# What you are asked to do:
Return exactly the lines of the data below, from the one that contains "What data populates" through the final line, and leave out every picture.

# Stored rows:

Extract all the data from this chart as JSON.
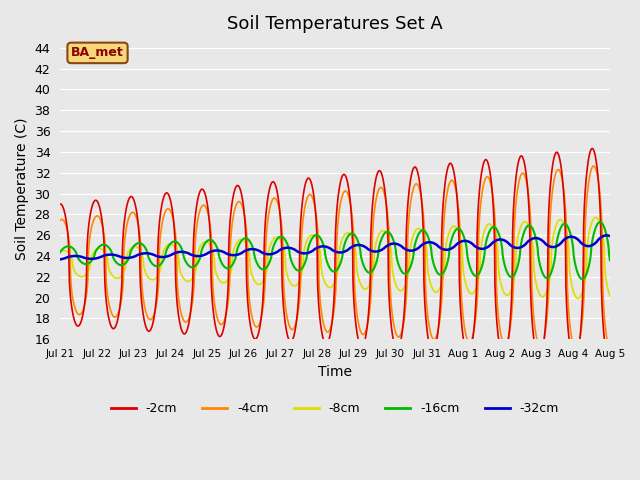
{
  "title": "Soil Temperatures Set A",
  "xlabel": "Time",
  "ylabel": "Soil Temperature (C)",
  "ylim": [
    16,
    45
  ],
  "yticks": [
    16,
    18,
    20,
    22,
    24,
    26,
    28,
    30,
    32,
    34,
    36,
    38,
    40,
    42,
    44
  ],
  "colors": {
    "-2cm": "#dd0000",
    "-4cm": "#ff8800",
    "-8cm": "#dddd00",
    "-16cm": "#00bb00",
    "-32cm": "#0000cc"
  },
  "legend_labels": [
    "-2cm",
    "-4cm",
    "-8cm",
    "-16cm",
    "-32cm"
  ],
  "xtick_labels": [
    "Jul 21",
    "Jul 22",
    "Jul 23",
    "Jul 24",
    "Jul 25",
    "Jul 26",
    "Jul 27",
    "Jul 28",
    "Jul 29",
    "Jul 30",
    "Jul 31",
    "Aug 1",
    "Aug 2",
    "Aug 3",
    "Aug 4",
    "Aug 5"
  ],
  "background_color": "#e8e8e8",
  "plot_bg_color": "#e8e8e8",
  "watermark_text": "BA_met",
  "n_days": 15.5,
  "pts_per_hour": 4
}
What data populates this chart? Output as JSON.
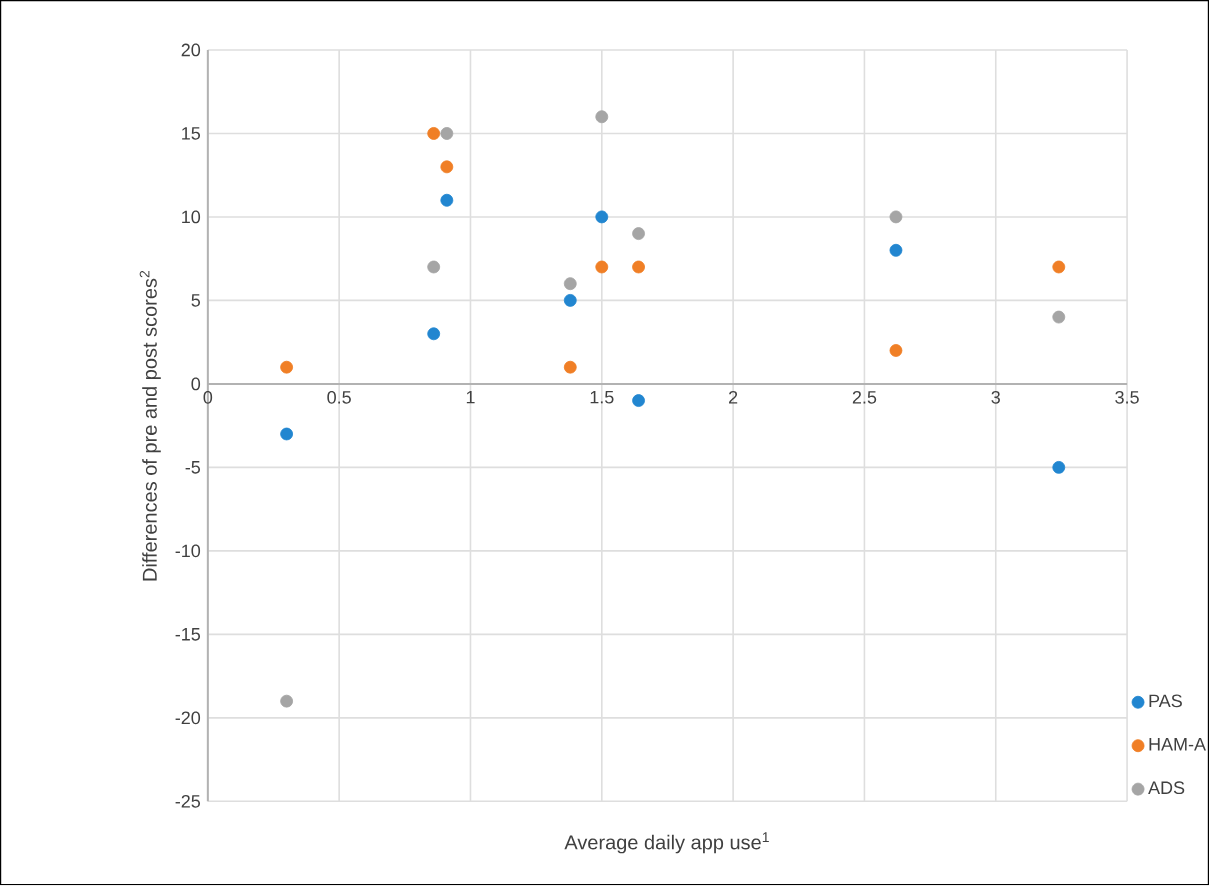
{
  "chart_data": {
    "type": "scatter",
    "xlabel": "Average daily app use$^{1}$",
    "ylabel": "Differences of pre and post scores$^{2}$",
    "x": [
      0.3,
      0.86,
      0.91,
      1.38,
      1.5,
      1.64,
      2.62,
      3.24
    ],
    "series": [
      {
        "name": "PAS",
        "color": "#2286d0",
        "values": [
          -3,
          3,
          11,
          5,
          10,
          -1,
          8,
          -5
        ]
      },
      {
        "name": "HAM-A",
        "color": "#f07f26",
        "values": [
          1,
          15,
          13,
          1,
          7,
          7,
          2,
          7
        ]
      },
      {
        "name": "ADS",
        "color": "#a5a5a5",
        "values": [
          -19,
          7,
          15,
          6,
          16,
          9,
          10,
          4
        ]
      }
    ],
    "xlim": [
      0,
      3.5
    ],
    "ylim": [
      -25,
      20
    ],
    "xticks": [
      0,
      0.5,
      1,
      1.5,
      2,
      2.5,
      3,
      3.5
    ],
    "yticks": [
      -25,
      -20,
      -15,
      -10,
      -5,
      0,
      5,
      10,
      15,
      20
    ],
    "grid": true,
    "legend": "bottom right",
    "marker": "circle"
  }
}
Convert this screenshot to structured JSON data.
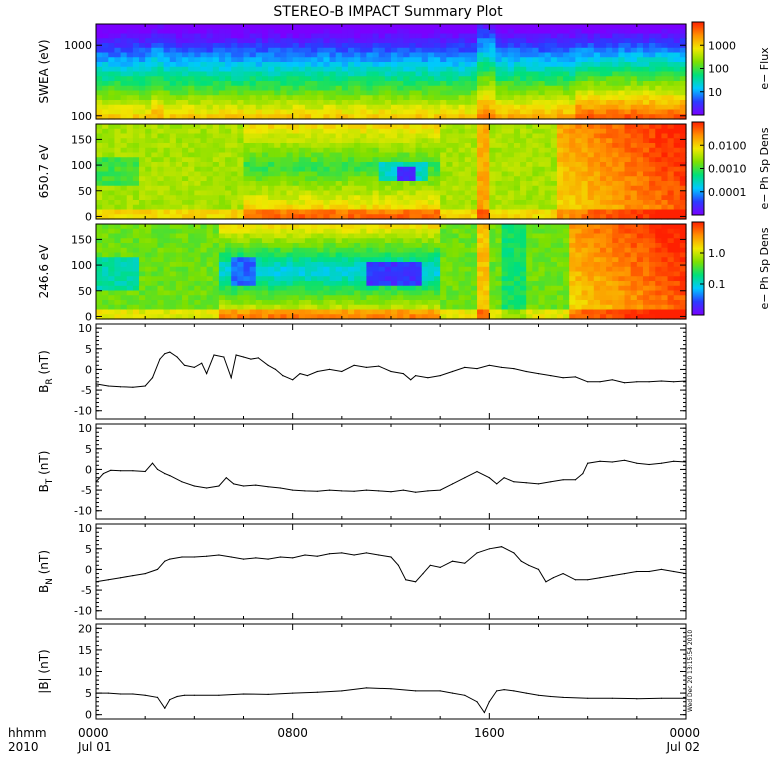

# Exercise response:
What data populates this chart? Output as JSON.
{
  "chart_data": {
    "type": "scatter",
    "xlabel": "Average daily app use$^{1}$",
    "ylabel": "Differences of pre and post scores$^{2}$",
    "x": [
      0.3,
      0.86,
      0.91,
      1.38,
      1.5,
      1.64,
      2.62,
      3.24
    ],
    "series": [
      {
        "name": "PAS",
        "color": "#2286d0",
        "values": [
          -3,
          3,
          11,
          5,
          10,
          -1,
          8,
          -5
        ]
      },
      {
        "name": "HAM-A",
        "color": "#f07f26",
        "values": [
          1,
          15,
          13,
          1,
          7,
          7,
          2,
          7
        ]
      },
      {
        "name": "ADS",
        "color": "#a5a5a5",
        "values": [
          -19,
          7,
          15,
          6,
          16,
          9,
          10,
          4
        ]
      }
    ],
    "xlim": [
      0,
      3.5
    ],
    "ylim": [
      -25,
      20
    ],
    "xticks": [
      0,
      0.5,
      1,
      1.5,
      2,
      2.5,
      3,
      3.5
    ],
    "yticks": [
      -25,
      -20,
      -15,
      -10,
      -5,
      0,
      5,
      10,
      15,
      20
    ],
    "grid": true,
    "legend": "bottom right",
    "marker": "circle"
  }
}
Convert this screenshot to structured JSON data.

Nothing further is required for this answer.